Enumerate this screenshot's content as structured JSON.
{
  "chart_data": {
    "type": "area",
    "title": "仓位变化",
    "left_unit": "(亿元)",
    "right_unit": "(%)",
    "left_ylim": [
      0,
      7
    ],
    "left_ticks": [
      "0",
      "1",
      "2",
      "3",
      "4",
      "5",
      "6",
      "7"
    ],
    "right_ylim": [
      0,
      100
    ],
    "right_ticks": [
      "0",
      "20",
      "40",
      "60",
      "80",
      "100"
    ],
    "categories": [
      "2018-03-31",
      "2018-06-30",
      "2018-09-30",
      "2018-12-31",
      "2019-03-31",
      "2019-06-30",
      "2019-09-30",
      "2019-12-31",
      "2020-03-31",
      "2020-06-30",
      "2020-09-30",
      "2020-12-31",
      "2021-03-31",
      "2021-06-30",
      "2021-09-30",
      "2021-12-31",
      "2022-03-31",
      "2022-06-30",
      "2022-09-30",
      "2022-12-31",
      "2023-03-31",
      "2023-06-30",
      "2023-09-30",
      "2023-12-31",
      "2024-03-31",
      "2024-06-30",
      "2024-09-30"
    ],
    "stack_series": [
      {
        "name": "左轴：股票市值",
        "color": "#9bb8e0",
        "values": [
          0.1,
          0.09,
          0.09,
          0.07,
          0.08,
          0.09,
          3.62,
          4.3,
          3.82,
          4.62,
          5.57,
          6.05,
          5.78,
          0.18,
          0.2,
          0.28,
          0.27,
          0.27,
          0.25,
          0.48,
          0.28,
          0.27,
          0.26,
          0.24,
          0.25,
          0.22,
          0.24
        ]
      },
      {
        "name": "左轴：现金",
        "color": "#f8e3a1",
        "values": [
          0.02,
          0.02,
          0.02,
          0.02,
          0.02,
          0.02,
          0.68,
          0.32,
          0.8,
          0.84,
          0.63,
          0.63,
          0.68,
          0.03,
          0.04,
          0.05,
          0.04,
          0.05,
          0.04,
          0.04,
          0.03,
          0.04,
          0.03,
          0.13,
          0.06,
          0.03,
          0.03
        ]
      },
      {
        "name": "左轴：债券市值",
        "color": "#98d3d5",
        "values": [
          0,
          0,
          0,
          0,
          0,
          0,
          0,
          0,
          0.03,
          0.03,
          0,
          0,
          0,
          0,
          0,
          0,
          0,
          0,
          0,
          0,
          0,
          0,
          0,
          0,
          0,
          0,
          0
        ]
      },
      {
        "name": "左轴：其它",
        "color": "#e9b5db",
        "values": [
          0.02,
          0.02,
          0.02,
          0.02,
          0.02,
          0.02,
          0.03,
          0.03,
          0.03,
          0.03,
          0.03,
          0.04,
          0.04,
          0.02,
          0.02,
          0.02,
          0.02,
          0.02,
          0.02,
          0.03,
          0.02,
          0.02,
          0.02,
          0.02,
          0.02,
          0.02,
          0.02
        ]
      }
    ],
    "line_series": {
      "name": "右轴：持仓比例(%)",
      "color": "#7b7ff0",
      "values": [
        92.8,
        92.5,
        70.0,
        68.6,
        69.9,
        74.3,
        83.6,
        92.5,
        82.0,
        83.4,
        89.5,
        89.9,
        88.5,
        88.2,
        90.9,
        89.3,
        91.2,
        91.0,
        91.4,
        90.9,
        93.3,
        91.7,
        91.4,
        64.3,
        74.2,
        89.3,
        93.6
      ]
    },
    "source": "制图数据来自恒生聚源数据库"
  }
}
****************
From the data, list each line in which the string "name" appears.

# [The response]
        "name": "左轴：股票市值",
        "name": "左轴：现金",
        "name": "左轴：债券市值",
        "name": "左轴：其它",
      "name": "右轴：持仓比例(%)",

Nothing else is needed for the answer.